• WHAT THE TASK REQUIRES
Drop every picture and give the entries back exactly.

Dataset entries on figures:
--- --- ---

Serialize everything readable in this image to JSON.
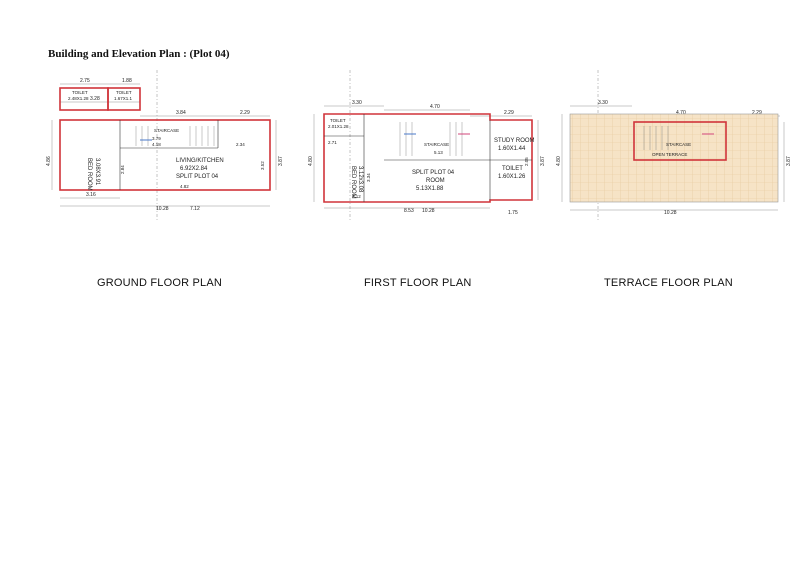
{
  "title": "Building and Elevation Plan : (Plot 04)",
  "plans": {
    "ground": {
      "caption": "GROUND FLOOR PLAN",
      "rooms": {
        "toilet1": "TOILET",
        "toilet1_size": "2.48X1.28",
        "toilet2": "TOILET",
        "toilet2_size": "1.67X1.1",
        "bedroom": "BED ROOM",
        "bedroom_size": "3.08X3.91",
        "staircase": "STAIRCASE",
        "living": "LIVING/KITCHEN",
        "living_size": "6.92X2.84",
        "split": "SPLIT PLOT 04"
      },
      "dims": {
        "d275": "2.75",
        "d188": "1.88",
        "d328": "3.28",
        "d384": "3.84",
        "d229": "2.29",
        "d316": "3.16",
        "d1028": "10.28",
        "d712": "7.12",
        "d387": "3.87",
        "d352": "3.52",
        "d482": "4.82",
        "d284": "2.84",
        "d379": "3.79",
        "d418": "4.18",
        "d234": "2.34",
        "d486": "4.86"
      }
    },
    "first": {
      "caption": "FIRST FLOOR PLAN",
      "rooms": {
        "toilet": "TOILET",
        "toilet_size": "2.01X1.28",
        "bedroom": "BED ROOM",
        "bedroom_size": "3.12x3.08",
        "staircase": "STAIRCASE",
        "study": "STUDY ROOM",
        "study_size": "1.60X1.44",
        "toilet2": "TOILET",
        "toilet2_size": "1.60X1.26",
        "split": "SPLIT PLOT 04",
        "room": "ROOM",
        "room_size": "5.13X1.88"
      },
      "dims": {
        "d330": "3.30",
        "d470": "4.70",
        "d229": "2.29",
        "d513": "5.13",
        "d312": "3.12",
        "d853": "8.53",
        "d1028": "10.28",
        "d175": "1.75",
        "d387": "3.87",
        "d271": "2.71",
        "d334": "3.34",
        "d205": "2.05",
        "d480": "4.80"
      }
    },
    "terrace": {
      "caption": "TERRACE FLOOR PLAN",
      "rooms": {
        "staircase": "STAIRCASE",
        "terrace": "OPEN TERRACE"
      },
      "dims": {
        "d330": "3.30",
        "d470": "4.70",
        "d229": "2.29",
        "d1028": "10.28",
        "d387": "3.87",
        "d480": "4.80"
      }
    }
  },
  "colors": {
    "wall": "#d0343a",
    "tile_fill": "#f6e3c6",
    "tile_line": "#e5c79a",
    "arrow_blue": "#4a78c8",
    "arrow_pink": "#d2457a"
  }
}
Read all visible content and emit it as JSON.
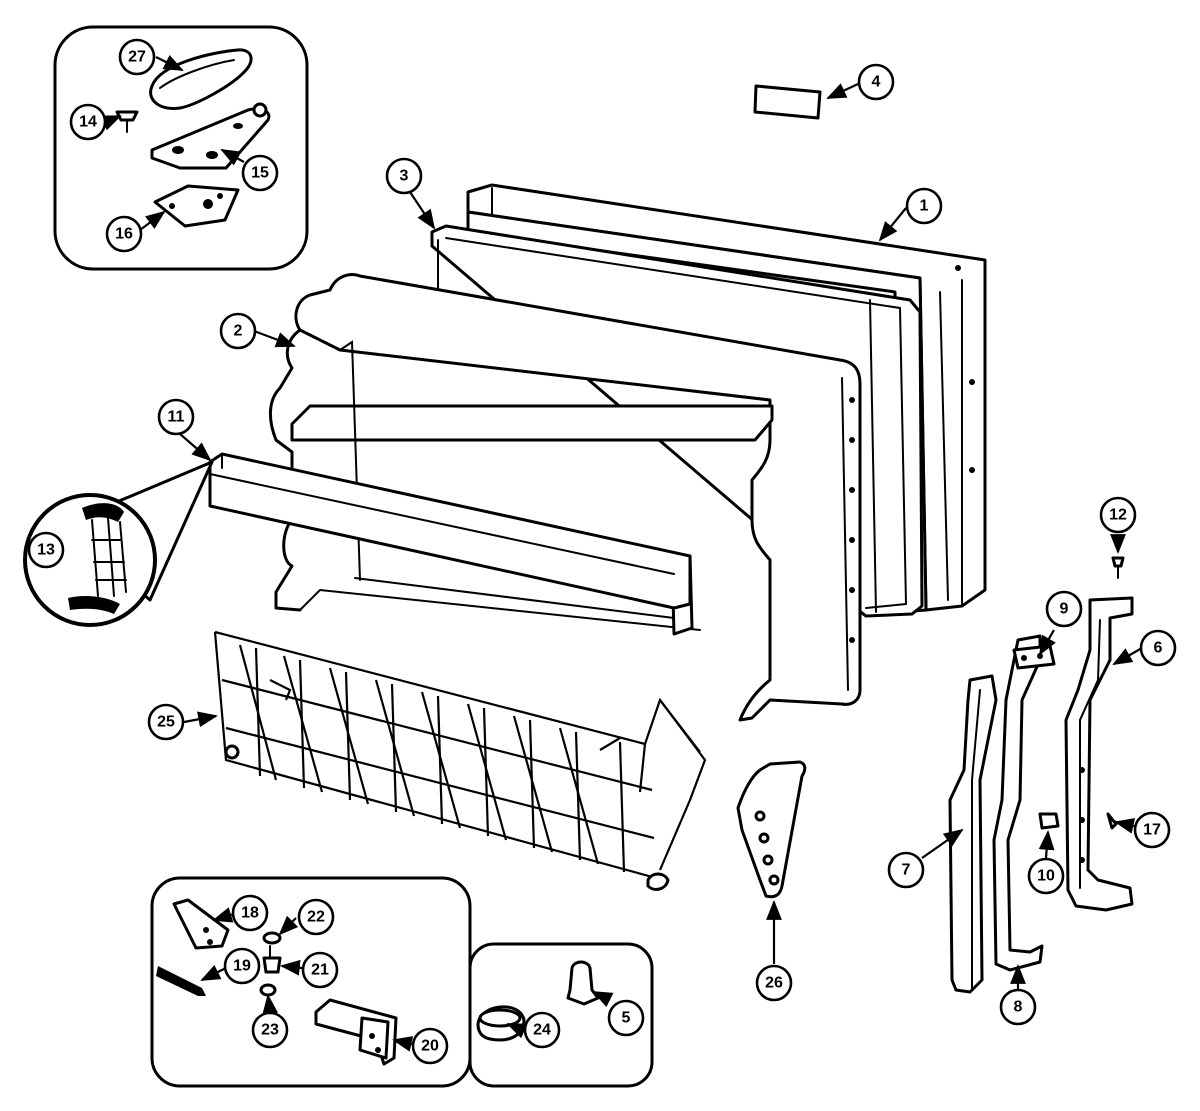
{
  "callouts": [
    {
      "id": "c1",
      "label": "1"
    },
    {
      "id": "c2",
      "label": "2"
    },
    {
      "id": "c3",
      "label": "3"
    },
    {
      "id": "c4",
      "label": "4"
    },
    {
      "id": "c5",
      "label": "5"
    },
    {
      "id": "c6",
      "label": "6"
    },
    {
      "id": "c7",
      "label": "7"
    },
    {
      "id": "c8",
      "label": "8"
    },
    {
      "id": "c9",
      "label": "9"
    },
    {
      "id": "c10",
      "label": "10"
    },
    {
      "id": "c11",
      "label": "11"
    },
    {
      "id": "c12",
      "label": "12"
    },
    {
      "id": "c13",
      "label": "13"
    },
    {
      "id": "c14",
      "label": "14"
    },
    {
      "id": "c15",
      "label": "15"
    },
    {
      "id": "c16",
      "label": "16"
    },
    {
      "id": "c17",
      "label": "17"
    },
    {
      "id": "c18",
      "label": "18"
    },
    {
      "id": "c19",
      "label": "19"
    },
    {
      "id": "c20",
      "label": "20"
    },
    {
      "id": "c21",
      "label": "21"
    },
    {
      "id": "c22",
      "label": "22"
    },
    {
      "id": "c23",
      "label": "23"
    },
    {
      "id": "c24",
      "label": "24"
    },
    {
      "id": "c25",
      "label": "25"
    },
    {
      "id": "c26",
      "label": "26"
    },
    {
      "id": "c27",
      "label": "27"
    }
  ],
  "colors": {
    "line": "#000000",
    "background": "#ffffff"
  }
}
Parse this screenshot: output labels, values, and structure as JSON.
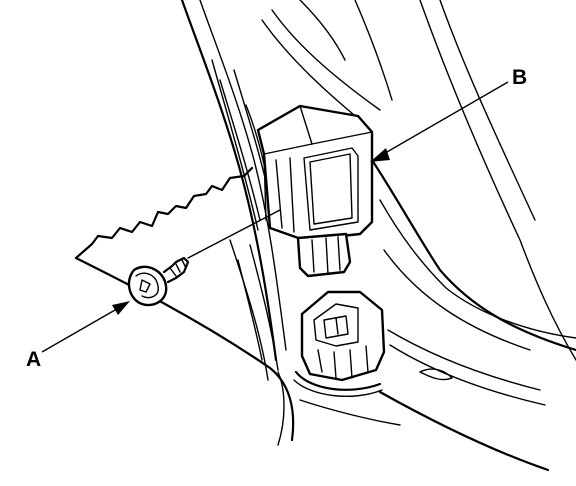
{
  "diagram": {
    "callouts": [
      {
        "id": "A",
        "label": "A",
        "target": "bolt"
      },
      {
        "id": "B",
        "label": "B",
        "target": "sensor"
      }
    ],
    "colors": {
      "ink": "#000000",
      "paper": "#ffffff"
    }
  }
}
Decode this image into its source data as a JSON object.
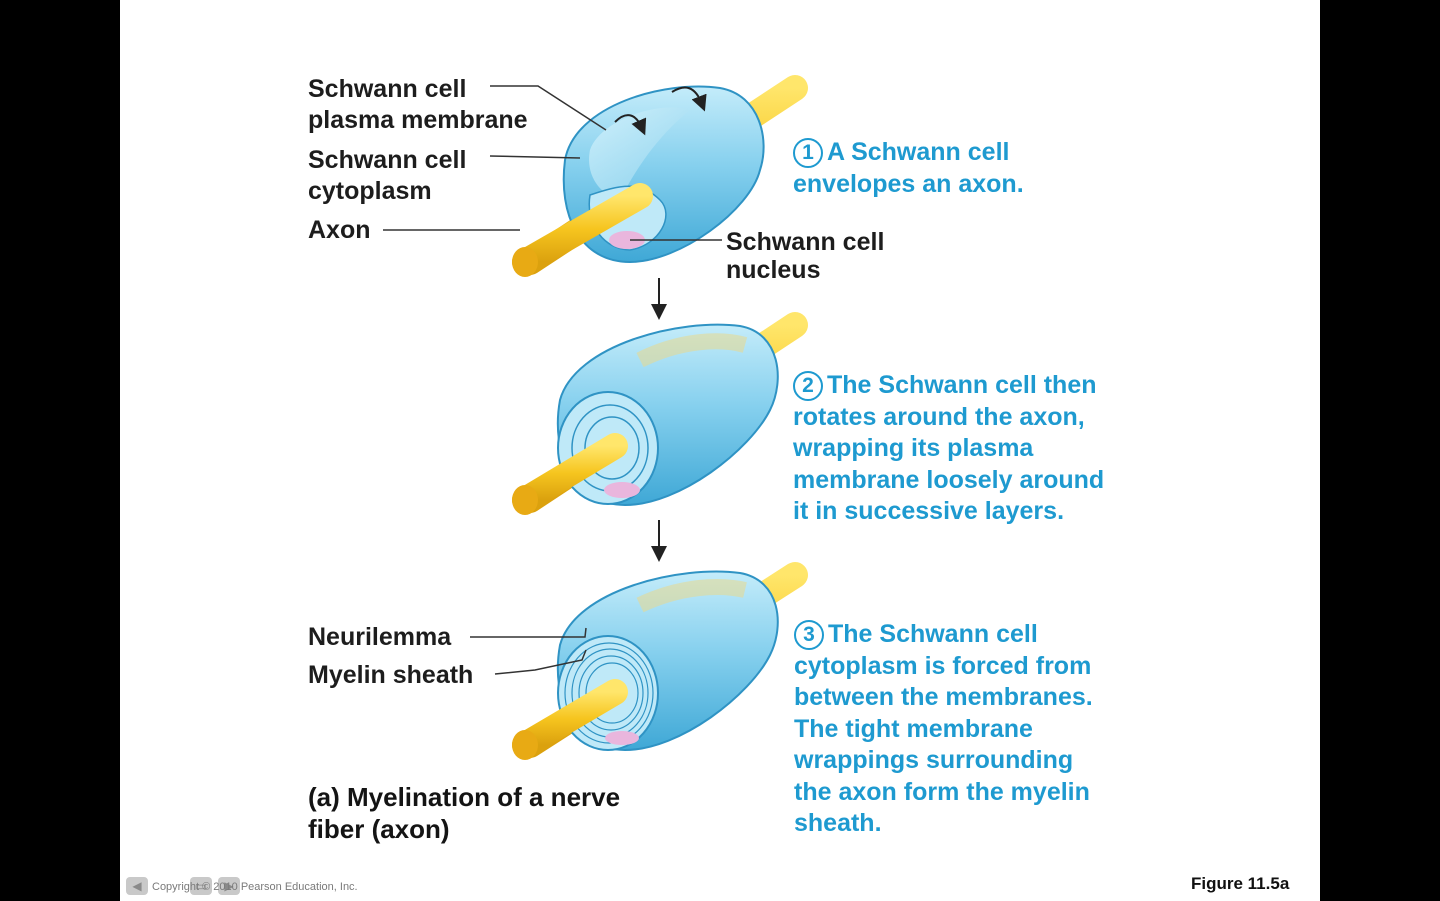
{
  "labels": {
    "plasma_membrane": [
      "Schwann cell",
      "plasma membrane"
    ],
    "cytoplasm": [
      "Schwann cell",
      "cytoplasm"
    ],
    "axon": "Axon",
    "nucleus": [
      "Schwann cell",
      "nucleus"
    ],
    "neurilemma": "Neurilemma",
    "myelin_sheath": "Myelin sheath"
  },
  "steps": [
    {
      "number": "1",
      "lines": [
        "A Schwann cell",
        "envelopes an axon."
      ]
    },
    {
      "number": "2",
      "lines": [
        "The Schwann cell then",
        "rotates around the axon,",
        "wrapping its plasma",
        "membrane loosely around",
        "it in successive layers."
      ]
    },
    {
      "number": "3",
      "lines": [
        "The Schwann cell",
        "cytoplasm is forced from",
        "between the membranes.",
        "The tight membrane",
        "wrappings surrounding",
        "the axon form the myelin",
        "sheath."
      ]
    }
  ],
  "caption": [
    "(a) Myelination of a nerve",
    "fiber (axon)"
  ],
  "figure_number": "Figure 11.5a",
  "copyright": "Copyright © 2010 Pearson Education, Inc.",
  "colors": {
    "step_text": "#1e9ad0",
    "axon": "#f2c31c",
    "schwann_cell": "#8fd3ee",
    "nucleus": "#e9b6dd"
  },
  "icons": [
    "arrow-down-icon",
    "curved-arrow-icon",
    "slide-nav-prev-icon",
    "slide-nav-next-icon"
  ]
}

--- --- ---

• SOLUTION
Serialize everything readable in this image to JSON.
{
  "title": "Building and Elevation Plan : (Plot 04)",
  "plans": {
    "ground": {
      "caption": "GROUND FLOOR PLAN",
      "rooms": {
        "toilet1": "TOILET",
        "toilet1_size": "2.48X1.28",
        "toilet2": "TOILET",
        "toilet2_size": "1.67X1.1",
        "bedroom": "BED ROOM",
        "bedroom_size": "3.08X3.91",
        "staircase": "STAIRCASE",
        "living": "LIVING/KITCHEN",
        "living_size": "6.92X2.84",
        "split": "SPLIT PLOT 04"
      },
      "dims": {
        "d275": "2.75",
        "d188": "1.88",
        "d328": "3.28",
        "d384": "3.84",
        "d229": "2.29",
        "d316": "3.16",
        "d1028": "10.28",
        "d712": "7.12",
        "d387": "3.87",
        "d352": "3.52",
        "d482": "4.82",
        "d284": "2.84",
        "d379": "3.79",
        "d418": "4.18",
        "d234": "2.34",
        "d486": "4.86"
      }
    },
    "first": {
      "caption": "FIRST FLOOR PLAN",
      "rooms": {
        "toilet": "TOILET",
        "toilet_size": "2.01X1.28",
        "bedroom": "BED ROOM",
        "bedroom_size": "3.12x3.08",
        "staircase": "STAIRCASE",
        "study": "STUDY ROOM",
        "study_size": "1.60X1.44",
        "toilet2": "TOILET",
        "toilet2_size": "1.60X1.26",
        "split": "SPLIT PLOT 04",
        "room": "ROOM",
        "room_size": "5.13X1.88"
      },
      "dims": {
        "d330": "3.30",
        "d470": "4.70",
        "d229": "2.29",
        "d513": "5.13",
        "d312": "3.12",
        "d853": "8.53",
        "d1028": "10.28",
        "d175": "1.75",
        "d387": "3.87",
        "d271": "2.71",
        "d334": "3.34",
        "d205": "2.05",
        "d480": "4.80"
      }
    },
    "terrace": {
      "caption": "TERRACE FLOOR PLAN",
      "rooms": {
        "staircase": "STAIRCASE",
        "terrace": "OPEN TERRACE"
      },
      "dims": {
        "d330": "3.30",
        "d470": "4.70",
        "d229": "2.29",
        "d1028": "10.28",
        "d387": "3.87",
        "d480": "4.80"
      }
    }
  },
  "colors": {
    "wall": "#d0343a",
    "tile_fill": "#f6e3c6",
    "tile_line": "#e5c79a",
    "arrow_blue": "#4a78c8",
    "arrow_pink": "#d2457a"
  }
}
Read all visible content and emit it as JSON.
{
  "callouts": [
    {
      "id": "c1",
      "label": "1"
    },
    {
      "id": "c2",
      "label": "2"
    },
    {
      "id": "c3",
      "label": "3"
    },
    {
      "id": "c4",
      "label": "4"
    },
    {
      "id": "c5",
      "label": "5"
    },
    {
      "id": "c6",
      "label": "6"
    },
    {
      "id": "c7",
      "label": "7"
    },
    {
      "id": "c8",
      "label": "8"
    },
    {
      "id": "c9",
      "label": "9"
    },
    {
      "id": "c10",
      "label": "10"
    },
    {
      "id": "c11",
      "label": "11"
    },
    {
      "id": "c12",
      "label": "12"
    },
    {
      "id": "c13",
      "label": "13"
    },
    {
      "id": "c14",
      "label": "14"
    },
    {
      "id": "c15",
      "label": "15"
    },
    {
      "id": "c16",
      "label": "16"
    },
    {
      "id": "c17",
      "label": "17"
    },
    {
      "id": "c18",
      "label": "18"
    },
    {
      "id": "c19",
      "label": "19"
    },
    {
      "id": "c20",
      "label": "20"
    },
    {
      "id": "c21",
      "label": "21"
    },
    {
      "id": "c22",
      "label": "22"
    },
    {
      "id": "c23",
      "label": "23"
    },
    {
      "id": "c24",
      "label": "24"
    },
    {
      "id": "c25",
      "label": "25"
    },
    {
      "id": "c26",
      "label": "26"
    },
    {
      "id": "c27",
      "label": "27"
    }
  ],
  "colors": {
    "line": "#000000",
    "background": "#ffffff"
  }
}
Parse this screenshot: output labels, values, and structure as JSON.
{
  "diagram": {
    "callouts": [
      {
        "id": "A",
        "label": "A",
        "target": "bolt"
      },
      {
        "id": "B",
        "label": "B",
        "target": "sensor"
      }
    ],
    "colors": {
      "ink": "#000000",
      "paper": "#ffffff"
    }
  }
}
Decode this image into its source data as a JSON object.
{
  "labels": {
    "plasma_membrane": [
      "Schwann cell",
      "plasma membrane"
    ],
    "cytoplasm": [
      "Schwann cell",
      "cytoplasm"
    ],
    "axon": "Axon",
    "nucleus": [
      "Schwann cell",
      "nucleus"
    ],
    "neurilemma": "Neurilemma",
    "myelin_sheath": "Myelin sheath"
  },
  "steps": [
    {
      "number": "1",
      "lines": [
        "A Schwann cell",
        "envelopes an axon."
      ]
    },
    {
      "number": "2",
      "lines": [
        "The Schwann cell then",
        "rotates around the axon,",
        "wrapping its plasma",
        "membrane loosely around",
        "it in successive layers."
      ]
    },
    {
      "number": "3",
      "lines": [
        "The Schwann cell",
        "cytoplasm is forced from",
        "between the membranes.",
        "The tight membrane",
        "wrappings surrounding",
        "the axon form the myelin",
        "sheath."
      ]
    }
  ],
  "caption": [
    "(a) Myelination of a nerve",
    "fiber (axon)"
  ],
  "figure_number": "Figure 11.5a",
  "copyright": "Copyright © 2010 Pearson Education, Inc.",
  "colors": {
    "step_text": "#1e9ad0",
    "axon": "#f2c31c",
    "schwann_cell": "#8fd3ee",
    "nucleus": "#e9b6dd"
  },
  "icons": [
    "arrow-down-icon",
    "curved-arrow-icon",
    "slide-nav-prev-icon",
    "slide-nav-next-icon"
  ]
}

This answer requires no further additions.